DIRECTIVE:
From the entries below, copy every line where the string "data" appears.
== GIVEN ENTRIES
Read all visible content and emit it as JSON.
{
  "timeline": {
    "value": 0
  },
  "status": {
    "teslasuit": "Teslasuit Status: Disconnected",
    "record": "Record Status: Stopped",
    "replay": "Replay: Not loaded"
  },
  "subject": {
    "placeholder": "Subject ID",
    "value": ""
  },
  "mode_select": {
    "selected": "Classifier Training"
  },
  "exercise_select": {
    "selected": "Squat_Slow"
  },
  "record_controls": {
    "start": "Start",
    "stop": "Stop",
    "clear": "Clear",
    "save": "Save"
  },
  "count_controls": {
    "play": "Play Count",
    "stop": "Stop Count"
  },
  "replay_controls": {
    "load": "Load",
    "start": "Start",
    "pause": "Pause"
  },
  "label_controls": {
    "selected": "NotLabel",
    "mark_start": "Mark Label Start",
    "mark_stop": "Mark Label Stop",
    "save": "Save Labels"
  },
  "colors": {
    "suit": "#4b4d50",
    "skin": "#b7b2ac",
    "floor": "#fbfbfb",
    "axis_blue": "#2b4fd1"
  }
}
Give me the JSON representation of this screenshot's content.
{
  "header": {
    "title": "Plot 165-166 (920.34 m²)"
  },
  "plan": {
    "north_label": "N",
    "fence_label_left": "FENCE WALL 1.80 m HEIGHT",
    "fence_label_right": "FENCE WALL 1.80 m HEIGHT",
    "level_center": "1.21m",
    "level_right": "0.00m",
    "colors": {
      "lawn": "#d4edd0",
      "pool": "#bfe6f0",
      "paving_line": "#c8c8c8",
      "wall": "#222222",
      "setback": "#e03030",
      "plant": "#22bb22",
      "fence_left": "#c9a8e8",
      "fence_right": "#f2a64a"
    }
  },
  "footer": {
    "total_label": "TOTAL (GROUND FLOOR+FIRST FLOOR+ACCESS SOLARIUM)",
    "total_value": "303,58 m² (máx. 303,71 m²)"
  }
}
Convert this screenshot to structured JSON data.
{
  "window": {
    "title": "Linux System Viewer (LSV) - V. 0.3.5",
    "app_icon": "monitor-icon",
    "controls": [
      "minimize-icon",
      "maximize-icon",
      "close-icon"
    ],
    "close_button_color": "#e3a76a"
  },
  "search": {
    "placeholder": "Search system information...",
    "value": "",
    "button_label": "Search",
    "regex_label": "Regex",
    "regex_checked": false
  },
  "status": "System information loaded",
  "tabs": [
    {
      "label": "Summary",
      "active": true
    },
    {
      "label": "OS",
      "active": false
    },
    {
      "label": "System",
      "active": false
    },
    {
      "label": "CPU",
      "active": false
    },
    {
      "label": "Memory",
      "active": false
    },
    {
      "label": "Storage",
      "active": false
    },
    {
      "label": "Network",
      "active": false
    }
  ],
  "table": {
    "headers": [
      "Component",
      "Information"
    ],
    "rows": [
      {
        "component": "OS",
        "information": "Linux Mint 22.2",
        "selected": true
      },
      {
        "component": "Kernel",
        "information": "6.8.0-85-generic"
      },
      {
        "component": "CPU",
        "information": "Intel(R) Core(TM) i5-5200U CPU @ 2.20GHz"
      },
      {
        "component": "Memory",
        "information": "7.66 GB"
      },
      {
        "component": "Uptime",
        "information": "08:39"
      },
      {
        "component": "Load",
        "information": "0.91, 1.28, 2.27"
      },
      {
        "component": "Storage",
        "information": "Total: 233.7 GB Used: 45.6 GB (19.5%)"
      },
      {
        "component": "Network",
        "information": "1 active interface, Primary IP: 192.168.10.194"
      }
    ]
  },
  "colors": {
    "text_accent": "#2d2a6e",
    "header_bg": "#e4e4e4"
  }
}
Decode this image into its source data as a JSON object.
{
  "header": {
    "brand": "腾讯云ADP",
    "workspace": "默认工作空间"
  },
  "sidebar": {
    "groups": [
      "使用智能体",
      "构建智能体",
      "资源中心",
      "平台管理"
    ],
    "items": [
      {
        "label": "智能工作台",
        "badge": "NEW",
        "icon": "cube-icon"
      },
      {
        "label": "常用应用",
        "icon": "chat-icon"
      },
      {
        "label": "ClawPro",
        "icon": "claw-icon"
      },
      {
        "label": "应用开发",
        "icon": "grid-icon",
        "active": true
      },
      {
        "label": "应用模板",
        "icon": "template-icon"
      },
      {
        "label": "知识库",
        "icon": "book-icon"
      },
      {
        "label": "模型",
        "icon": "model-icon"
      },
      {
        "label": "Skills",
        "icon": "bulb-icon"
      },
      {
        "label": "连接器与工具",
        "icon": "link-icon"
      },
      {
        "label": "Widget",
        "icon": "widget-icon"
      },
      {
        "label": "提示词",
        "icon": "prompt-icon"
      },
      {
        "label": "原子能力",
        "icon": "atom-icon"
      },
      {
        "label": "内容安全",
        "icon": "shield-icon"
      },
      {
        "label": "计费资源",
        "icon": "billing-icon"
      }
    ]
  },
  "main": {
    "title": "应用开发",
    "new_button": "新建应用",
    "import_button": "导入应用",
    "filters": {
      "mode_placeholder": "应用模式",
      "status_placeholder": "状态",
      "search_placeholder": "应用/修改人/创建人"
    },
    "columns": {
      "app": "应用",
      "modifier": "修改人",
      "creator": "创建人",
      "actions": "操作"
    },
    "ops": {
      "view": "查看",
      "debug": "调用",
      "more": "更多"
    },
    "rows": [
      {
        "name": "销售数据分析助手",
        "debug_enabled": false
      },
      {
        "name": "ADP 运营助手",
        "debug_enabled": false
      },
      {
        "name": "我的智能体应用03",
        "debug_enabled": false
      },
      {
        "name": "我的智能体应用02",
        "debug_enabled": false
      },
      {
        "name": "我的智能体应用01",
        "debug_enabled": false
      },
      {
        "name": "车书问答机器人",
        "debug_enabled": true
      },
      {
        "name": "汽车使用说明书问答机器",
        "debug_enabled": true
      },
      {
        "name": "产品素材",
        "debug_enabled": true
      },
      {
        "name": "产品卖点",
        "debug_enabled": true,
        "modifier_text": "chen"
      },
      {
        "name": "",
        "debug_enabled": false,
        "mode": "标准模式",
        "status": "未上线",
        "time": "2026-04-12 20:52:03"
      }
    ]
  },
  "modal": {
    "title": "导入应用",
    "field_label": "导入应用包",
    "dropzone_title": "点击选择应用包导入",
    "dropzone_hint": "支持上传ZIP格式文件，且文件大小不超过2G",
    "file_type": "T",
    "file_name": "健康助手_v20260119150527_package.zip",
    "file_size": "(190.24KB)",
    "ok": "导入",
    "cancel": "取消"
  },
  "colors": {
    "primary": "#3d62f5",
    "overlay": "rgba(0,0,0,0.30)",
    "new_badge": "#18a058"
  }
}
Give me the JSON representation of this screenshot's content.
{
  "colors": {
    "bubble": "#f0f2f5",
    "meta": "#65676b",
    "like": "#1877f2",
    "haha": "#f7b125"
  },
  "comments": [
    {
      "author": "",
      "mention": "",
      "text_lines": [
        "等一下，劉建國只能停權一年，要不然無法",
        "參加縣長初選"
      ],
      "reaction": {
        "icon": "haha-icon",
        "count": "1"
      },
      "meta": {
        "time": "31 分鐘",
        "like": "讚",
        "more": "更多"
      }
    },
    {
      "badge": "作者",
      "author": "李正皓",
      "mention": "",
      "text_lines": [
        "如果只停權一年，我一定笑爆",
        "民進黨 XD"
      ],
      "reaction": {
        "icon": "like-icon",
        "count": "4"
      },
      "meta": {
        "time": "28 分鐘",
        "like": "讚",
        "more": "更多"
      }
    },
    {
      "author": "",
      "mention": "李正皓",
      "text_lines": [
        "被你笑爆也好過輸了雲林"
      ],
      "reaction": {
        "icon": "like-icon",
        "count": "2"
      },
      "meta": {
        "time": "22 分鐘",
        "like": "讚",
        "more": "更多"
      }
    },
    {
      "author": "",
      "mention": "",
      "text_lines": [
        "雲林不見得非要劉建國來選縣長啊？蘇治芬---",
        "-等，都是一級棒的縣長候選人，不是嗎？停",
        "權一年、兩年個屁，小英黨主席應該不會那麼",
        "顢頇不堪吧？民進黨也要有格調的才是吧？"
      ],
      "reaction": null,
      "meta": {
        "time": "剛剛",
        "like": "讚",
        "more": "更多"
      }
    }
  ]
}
====
ANSWER FOR THE TASK:
Convert this screenshot to structured JSON data.
Decode this image into its source data as a JSON object.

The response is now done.